=== Given data ===
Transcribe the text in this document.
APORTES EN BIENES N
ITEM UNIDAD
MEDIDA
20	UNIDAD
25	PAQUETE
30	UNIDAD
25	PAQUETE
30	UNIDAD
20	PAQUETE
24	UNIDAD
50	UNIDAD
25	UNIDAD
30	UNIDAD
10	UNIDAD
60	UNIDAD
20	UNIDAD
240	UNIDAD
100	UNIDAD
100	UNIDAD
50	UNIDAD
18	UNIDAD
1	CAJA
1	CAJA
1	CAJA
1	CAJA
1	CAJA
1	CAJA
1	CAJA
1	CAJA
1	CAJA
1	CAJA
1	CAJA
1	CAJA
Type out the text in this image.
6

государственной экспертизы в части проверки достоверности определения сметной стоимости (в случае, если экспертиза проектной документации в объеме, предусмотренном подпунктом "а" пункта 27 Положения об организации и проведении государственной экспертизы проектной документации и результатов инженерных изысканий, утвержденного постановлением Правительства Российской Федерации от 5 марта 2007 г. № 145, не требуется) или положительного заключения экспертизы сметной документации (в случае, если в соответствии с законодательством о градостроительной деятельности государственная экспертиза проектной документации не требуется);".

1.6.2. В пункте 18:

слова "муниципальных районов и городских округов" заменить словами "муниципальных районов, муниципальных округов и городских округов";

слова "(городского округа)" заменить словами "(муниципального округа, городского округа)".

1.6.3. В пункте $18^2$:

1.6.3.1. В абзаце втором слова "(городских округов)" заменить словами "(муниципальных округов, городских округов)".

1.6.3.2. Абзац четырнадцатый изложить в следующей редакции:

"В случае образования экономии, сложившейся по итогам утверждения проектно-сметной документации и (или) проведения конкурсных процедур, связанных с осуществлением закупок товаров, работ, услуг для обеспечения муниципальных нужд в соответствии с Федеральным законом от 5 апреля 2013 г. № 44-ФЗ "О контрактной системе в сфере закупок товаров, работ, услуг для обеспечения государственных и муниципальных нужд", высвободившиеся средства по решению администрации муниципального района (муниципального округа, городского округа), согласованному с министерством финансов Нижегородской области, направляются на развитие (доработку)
===
:: Directions ::
Using the data above, repeat every line exactly.

:: Exercise output ::
Transcribe the text in this document.
APORTES EN BIENES N
ITEM UNIDAD
MEDIDA
20	UNIDAD
25	PAQUETE
30	UNIDAD
25	PAQUETE
30	UNIDAD
20	PAQUETE
24	UNIDAD
50	UNIDAD
25	UNIDAD
30	UNIDAD
10	UNIDAD
60	UNIDAD
20	UNIDAD
240	UNIDAD
100	UNIDAD
100	UNIDAD
50	UNIDAD
18	UNIDAD
1	CAJA
1	CAJA
1	CAJA
1	CAJA
1	CAJA
1	CAJA
1	CAJA
1	CAJA
1	CAJA
1	CAJA
1	CAJA
1	CAJA
Type out the text in this image.
6

государственной экспертизы в части проверки достоверности определения сметной стоимости (в случае, если экспертиза проектной документации в объеме, предусмотренном подпунктом "а" пункта 27 Положения об организации и проведении государственной экспертизы проектной документации и результатов инженерных изысканий, утвержденного постановлением Правительства Российской Федерации от 5 марта 2007 г. № 145, не требуется) или положительного заключения экспертизы сметной документации (в случае, если в соответствии с законодательством о градостроительной деятельности государственная экспертиза проектной документации не требуется);".

1.6.2. В пункте 18:

слова "муниципальных районов и городских округов" заменить словами "муниципальных районов, муниципальных округов и городских округов";

слова "(городского округа)" заменить словами "(муниципального округа, городского округа)".

1.6.3. В пункте $18^2$:

1.6.3.1. В абзаце втором слова "(городских округов)" заменить словами "(муниципальных округов, городских округов)".

1.6.3.2. Абзац четырнадцатый изложить в следующей редакции:

"В случае образования экономии, сложившейся по итогам утверждения проектно-сметной документации и (или) проведения конкурсных процедур, связанных с осуществлением закупок товаров, работ, услуг для обеспечения муниципальных нужд в соответствии с Федеральным законом от 5 апреля 2013 г. № 44-ФЗ "О контрактной системе в сфере закупок товаров, работ, услуг для обеспечения государственных и муниципальных нужд", высвободившиеся средства по решению администрации муниципального района (муниципального округа, городского округа), согласованному с министерством финансов Нижегородской области, направляются на развитие (доработку)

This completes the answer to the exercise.